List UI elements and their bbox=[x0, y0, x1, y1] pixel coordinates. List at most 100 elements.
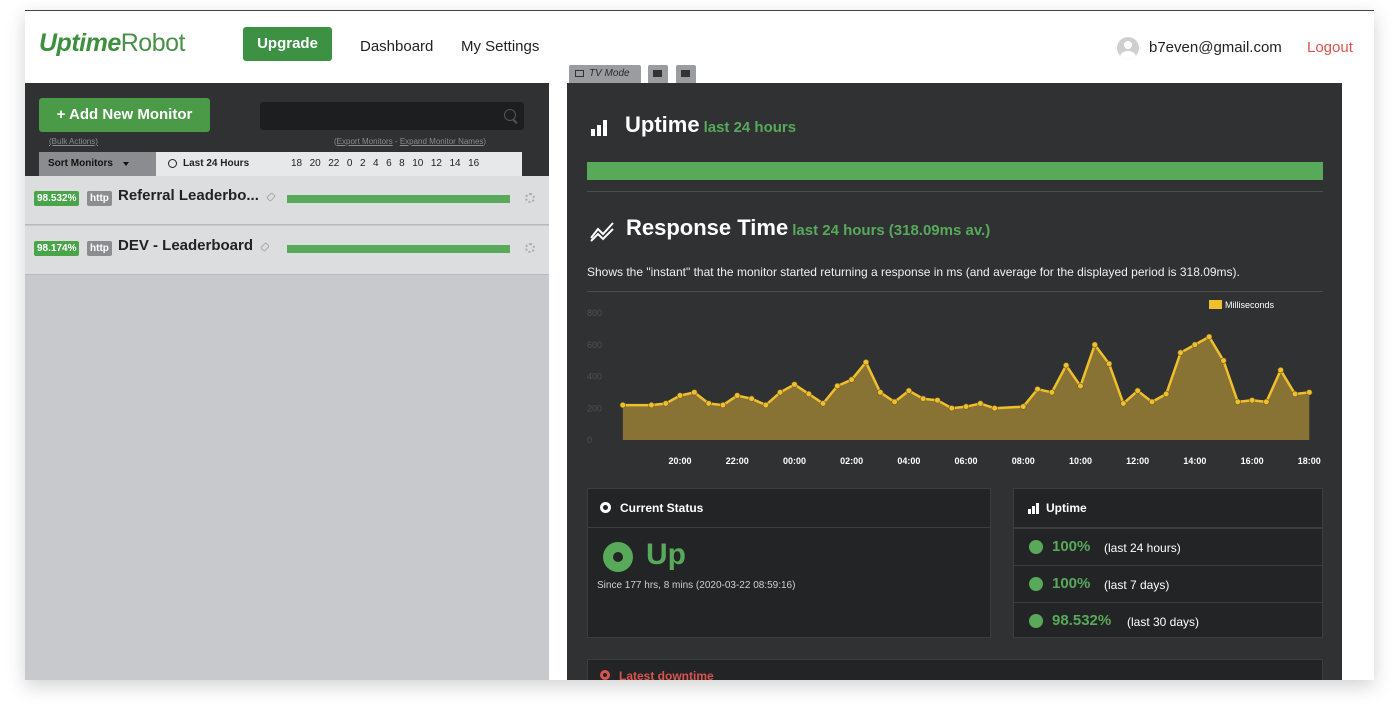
nav-my-settings[interactable]: My Settings bbox=[461, 38, 539, 55]
hour-tick: 8 bbox=[399, 158, 405, 169]
uptime-summary-box: Uptime 100% (last 24 hours) 100% (last 7… bbox=[1013, 488, 1323, 638]
y-tick-label: 800 bbox=[587, 308, 602, 318]
check-badge-icon bbox=[1030, 578, 1042, 590]
current-status-header: Current Status bbox=[588, 489, 990, 528]
bulk-actions-link[interactable]: (Bulk Actions) bbox=[49, 137, 98, 146]
data-point bbox=[1048, 389, 1055, 396]
x-tick-label: 08:00 bbox=[1012, 456, 1035, 466]
hour-tick: 20 bbox=[309, 158, 321, 169]
hour-tick: 18 bbox=[291, 158, 303, 169]
add-new-monitor-button[interactable]: + Add New Monitor bbox=[39, 98, 210, 132]
logo[interactable]: UptimeRobot bbox=[39, 29, 185, 58]
tab-tv-mode[interactable]: TV Mode bbox=[569, 65, 641, 83]
tv-mode-label: TV Mode bbox=[589, 68, 630, 79]
search-input[interactable] bbox=[260, 102, 524, 130]
data-point bbox=[1077, 382, 1084, 390]
hour-tick: 16 bbox=[468, 158, 480, 169]
check-badge-icon bbox=[1030, 541, 1042, 553]
link-icon[interactable] bbox=[260, 242, 270, 252]
search-icon bbox=[504, 109, 516, 121]
response-time-chart: 0 200 400 600 800 20:00 22:00 00:00 02:00 04:00 06… bbox=[587, 300, 1321, 466]
x-tick-label: 18:00 bbox=[1298, 456, 1321, 466]
nav-dashboard[interactable]: Dashboard bbox=[360, 38, 433, 55]
sort-monitors-dropdown[interactable]: Sort Monitors bbox=[39, 152, 156, 176]
data-point bbox=[762, 401, 769, 409]
type-badge: http bbox=[87, 241, 112, 256]
hour-tick: 22 bbox=[328, 158, 340, 169]
export-expand-links: (Export Monitors - Expand Monitor Names) bbox=[334, 137, 487, 146]
current-status-title: Current Status bbox=[620, 501, 704, 515]
data-point bbox=[1191, 341, 1198, 348]
x-tick-label: 12:00 bbox=[1126, 456, 1149, 466]
monitor-name[interactable]: DEV - Leaderboard bbox=[118, 237, 253, 254]
data-point bbox=[791, 381, 798, 388]
uptime-badge: 98.174% bbox=[34, 241, 80, 256]
divider bbox=[587, 191, 1323, 192]
link-icon[interactable] bbox=[266, 192, 276, 202]
user-email[interactable]: b7even@gmail.com bbox=[1149, 39, 1282, 56]
monitor-row[interactable]: 98.532% http Referral Leaderbo... bbox=[25, 176, 549, 225]
x-tick-label: 22:00 bbox=[726, 456, 749, 466]
monitor-uptime-bar bbox=[287, 195, 510, 203]
hour-tick: 0 bbox=[346, 158, 353, 169]
data-point bbox=[662, 400, 669, 407]
data-point bbox=[1220, 357, 1227, 364]
latest-downtime-box: Latest downtime bbox=[587, 659, 1323, 680]
data-point bbox=[719, 401, 727, 409]
data-point bbox=[891, 398, 898, 405]
check-badge-icon bbox=[1030, 615, 1042, 627]
status-value: Up bbox=[646, 538, 686, 571]
data-point bbox=[1148, 398, 1156, 405]
data-point bbox=[920, 395, 927, 402]
uptime-heading: Uptime last 24 hours bbox=[625, 112, 796, 138]
data-point bbox=[1163, 390, 1170, 398]
logout-link[interactable]: Logout bbox=[1307, 39, 1353, 56]
gear-icon[interactable] bbox=[525, 243, 535, 253]
period-label: Last 24 Hours bbox=[183, 158, 250, 169]
data-point bbox=[748, 395, 755, 402]
tab-twitter[interactable] bbox=[648, 65, 668, 83]
x-tick-label: 10:00 bbox=[1069, 456, 1092, 466]
uptime-value: 98.532% bbox=[1052, 612, 1112, 629]
data-point bbox=[948, 405, 955, 412]
expand-monitor-names-link[interactable]: Expand Monitor Names bbox=[400, 137, 484, 146]
data-point bbox=[705, 400, 712, 407]
data-point bbox=[734, 392, 741, 399]
tab-facebook[interactable] bbox=[676, 65, 696, 83]
data-point bbox=[1063, 362, 1070, 369]
data-point bbox=[1020, 403, 1027, 410]
twitter-icon bbox=[653, 70, 662, 77]
data-point bbox=[1306, 389, 1313, 396]
data-point bbox=[1091, 341, 1098, 348]
monitor-row[interactable]: 98.174% http DEV - Leaderboard bbox=[25, 226, 549, 275]
hour-tick: 12 bbox=[430, 158, 442, 169]
data-point bbox=[834, 382, 841, 390]
data-point bbox=[934, 397, 941, 404]
hour-tick: 10 bbox=[412, 158, 424, 169]
export-monitors-link[interactable]: Export Monitors bbox=[337, 137, 393, 146]
legend-swatch bbox=[1209, 300, 1222, 309]
caret-down-icon bbox=[123, 162, 129, 166]
uptime-period: last 24 hours bbox=[703, 119, 797, 136]
latest-downtime-title: Latest downtime bbox=[619, 669, 714, 680]
uptime-row: 100% (last 24 hours) bbox=[1014, 528, 1322, 565]
data-point bbox=[962, 403, 970, 410]
uptime-row: 98.532% (last 30 days) bbox=[1014, 602, 1322, 639]
data-point bbox=[691, 389, 698, 396]
upgrade-button[interactable]: Upgrade bbox=[243, 27, 332, 61]
uptime-value: 100% bbox=[1052, 538, 1091, 555]
data-point bbox=[805, 390, 812, 398]
bar-chart-icon bbox=[591, 120, 611, 136]
data-point bbox=[977, 400, 984, 407]
current-status-box: Current Status Up Since 177 hrs, 8 mins … bbox=[587, 488, 991, 638]
monitor-name[interactable]: Referral Leaderbo... bbox=[118, 187, 259, 204]
gear-icon[interactable] bbox=[525, 193, 535, 203]
x-tick-label: 16:00 bbox=[1241, 456, 1264, 466]
data-point bbox=[619, 401, 626, 409]
x-tick-label: 14:00 bbox=[1183, 456, 1206, 466]
hour-tick: 6 bbox=[386, 158, 392, 169]
period-bar: Last 24 Hours 18 20 22 0 2 4 6 8 10 12 14 16 bbox=[156, 152, 522, 176]
uptime-value: 100% bbox=[1052, 575, 1091, 592]
avatar-icon bbox=[1117, 37, 1139, 59]
y-tick-label: 400 bbox=[587, 372, 602, 382]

______________________________

#### What is needed
Copy every one of the rows above word for word and in the same order, leaving out the pictures.

#### Response to this task
List UI elements and their bbox=[x0, y0, x1, y1] pixel coordinates. List at most 100 elements.
nav-my-settings[interactable]: My Settings bbox=[461, 38, 539, 55]
hour-tick: 8 bbox=[399, 158, 405, 169]
uptime-summary-box: Uptime 100% (last 24 hours) 100% (last 7… bbox=[1013, 488, 1323, 638]
y-tick-label: 800 bbox=[587, 308, 602, 318]
check-badge-icon bbox=[1030, 578, 1042, 590]
current-status-header: Current Status bbox=[588, 489, 990, 528]
bulk-actions-link[interactable]: (Bulk Actions) bbox=[49, 137, 98, 146]
data-point bbox=[1048, 389, 1055, 396]
x-tick-label: 08:00 bbox=[1012, 456, 1035, 466]
hour-tick: 20 bbox=[309, 158, 321, 169]
hour-tick: 18 bbox=[291, 158, 303, 169]
add-new-monitor-button[interactable]: + Add New Monitor bbox=[39, 98, 210, 132]
logo[interactable]: UptimeRobot bbox=[39, 29, 185, 58]
tab-tv-mode[interactable]: TV Mode bbox=[569, 65, 641, 83]
tv-mode-label: TV Mode bbox=[589, 68, 630, 79]
search-input[interactable] bbox=[260, 102, 524, 130]
data-point bbox=[1077, 382, 1084, 390]
hour-tick: 16 bbox=[468, 158, 480, 169]
check-badge-icon bbox=[1030, 541, 1042, 553]
link-icon[interactable] bbox=[260, 242, 270, 252]
search-icon bbox=[504, 109, 516, 121]
response-time-chart: 0 200 400 600 800 20:00 22:00 00:00 02:00 04:00 06… bbox=[587, 300, 1321, 466]
x-tick-label: 18:00 bbox=[1298, 456, 1321, 466]
nav-dashboard[interactable]: Dashboard bbox=[360, 38, 433, 55]
sort-monitors-dropdown[interactable]: Sort Monitors bbox=[39, 152, 156, 176]
data-point bbox=[762, 401, 769, 409]
type-badge: http bbox=[87, 241, 112, 256]
hour-tick: 22 bbox=[328, 158, 340, 169]
export-expand-links: (Export Monitors - Expand Monitor Names) bbox=[334, 137, 487, 146]
current-status-title: Current Status bbox=[620, 501, 704, 515]
data-point bbox=[1191, 341, 1198, 348]
x-tick-label: 12:00 bbox=[1126, 456, 1149, 466]
monitor-name[interactable]: DEV - Leaderboard bbox=[118, 237, 253, 254]
data-point bbox=[791, 381, 798, 388]
uptime-badge: 98.174% bbox=[34, 241, 80, 256]
divider bbox=[587, 191, 1323, 192]
link-icon[interactable] bbox=[266, 192, 276, 202]
user-email[interactable]: b7even@gmail.com bbox=[1149, 39, 1282, 56]
monitor-row[interactable]: 98.532% http Referral Leaderbo... bbox=[25, 176, 549, 225]
x-tick-label: 22:00 bbox=[726, 456, 749, 466]
monitor-uptime-bar bbox=[287, 195, 510, 203]
hour-tick: 0 bbox=[346, 158, 353, 169]
data-point bbox=[662, 400, 669, 407]
data-point bbox=[1220, 357, 1227, 364]
latest-downtime-box: Latest downtime bbox=[587, 659, 1323, 680]
data-point bbox=[719, 401, 727, 409]
data-point bbox=[891, 398, 898, 405]
check-badge-icon bbox=[1030, 615, 1042, 627]
status-value: Up bbox=[646, 538, 686, 571]
data-point bbox=[1148, 398, 1156, 405]
data-point bbox=[920, 395, 927, 402]
uptime-heading: Uptime last 24 hours bbox=[625, 112, 796, 138]
data-point bbox=[1163, 390, 1170, 398]
logout-link[interactable]: Logout bbox=[1307, 39, 1353, 56]
gear-icon[interactable] bbox=[525, 243, 535, 253]
period-label: Last 24 Hours bbox=[183, 158, 250, 169]
data-point bbox=[748, 395, 755, 402]
tab-twitter[interactable] bbox=[648, 65, 668, 83]
x-tick-label: 10:00 bbox=[1069, 456, 1092, 466]
uptime-value: 98.532% bbox=[1052, 612, 1112, 629]
data-point bbox=[948, 405, 955, 412]
expand-monitor-names-link[interactable]: Expand Monitor Names bbox=[400, 137, 484, 146]
data-point bbox=[705, 400, 712, 407]
data-point bbox=[734, 392, 741, 399]
tab-facebook[interactable] bbox=[676, 65, 696, 83]
data-point bbox=[1063, 362, 1070, 369]
data-point bbox=[1020, 403, 1027, 410]
twitter-icon bbox=[653, 70, 662, 77]
data-point bbox=[1306, 389, 1313, 396]
data-point bbox=[1091, 341, 1098, 348]
monitor-row[interactable]: 98.174% http DEV - Leaderboard bbox=[25, 226, 549, 275]
hour-tick: 12 bbox=[430, 158, 442, 169]
data-point bbox=[834, 382, 841, 390]
data-point bbox=[934, 397, 941, 404]
hour-tick: 10 bbox=[412, 158, 424, 169]
export-monitors-link[interactable]: Export Monitors bbox=[337, 137, 393, 146]
legend-swatch bbox=[1209, 300, 1222, 309]
caret-down-icon bbox=[123, 162, 129, 166]
uptime-period: last 24 hours bbox=[703, 119, 797, 136]
latest-downtime-title: Latest downtime bbox=[619, 669, 714, 680]
uptime-row: 100% (last 24 hours) bbox=[1014, 528, 1322, 565]
data-point bbox=[962, 403, 970, 410]
uptime-row: 98.532% (last 30 days) bbox=[1014, 602, 1322, 639]
data-point bbox=[691, 389, 698, 396]
upgrade-button[interactable]: Upgrade bbox=[243, 27, 332, 61]
uptime-value: 100% bbox=[1052, 538, 1091, 555]
data-point bbox=[805, 390, 812, 398]
bar-chart-icon bbox=[591, 120, 611, 136]
data-point bbox=[977, 400, 984, 407]
current-status-box: Current Status Up Since 177 hrs, 8 mins … bbox=[587, 488, 991, 638]
monitor-name[interactable]: Referral Leaderbo... bbox=[118, 187, 259, 204]
gear-icon[interactable] bbox=[525, 193, 535, 203]
x-tick-label: 16:00 bbox=[1241, 456, 1264, 466]
data-point bbox=[619, 401, 626, 409]
x-tick-label: 14:00 bbox=[1183, 456, 1206, 466]
hour-tick: 6 bbox=[386, 158, 392, 169]
period-bar: Last 24 Hours 18 20 22 0 2 4 6 8 10 12 14 16 bbox=[156, 152, 522, 176]
uptime-value: 100% bbox=[1052, 575, 1091, 592]
avatar-icon bbox=[1117, 37, 1139, 59]
y-tick-label: 400 bbox=[587, 372, 602, 382]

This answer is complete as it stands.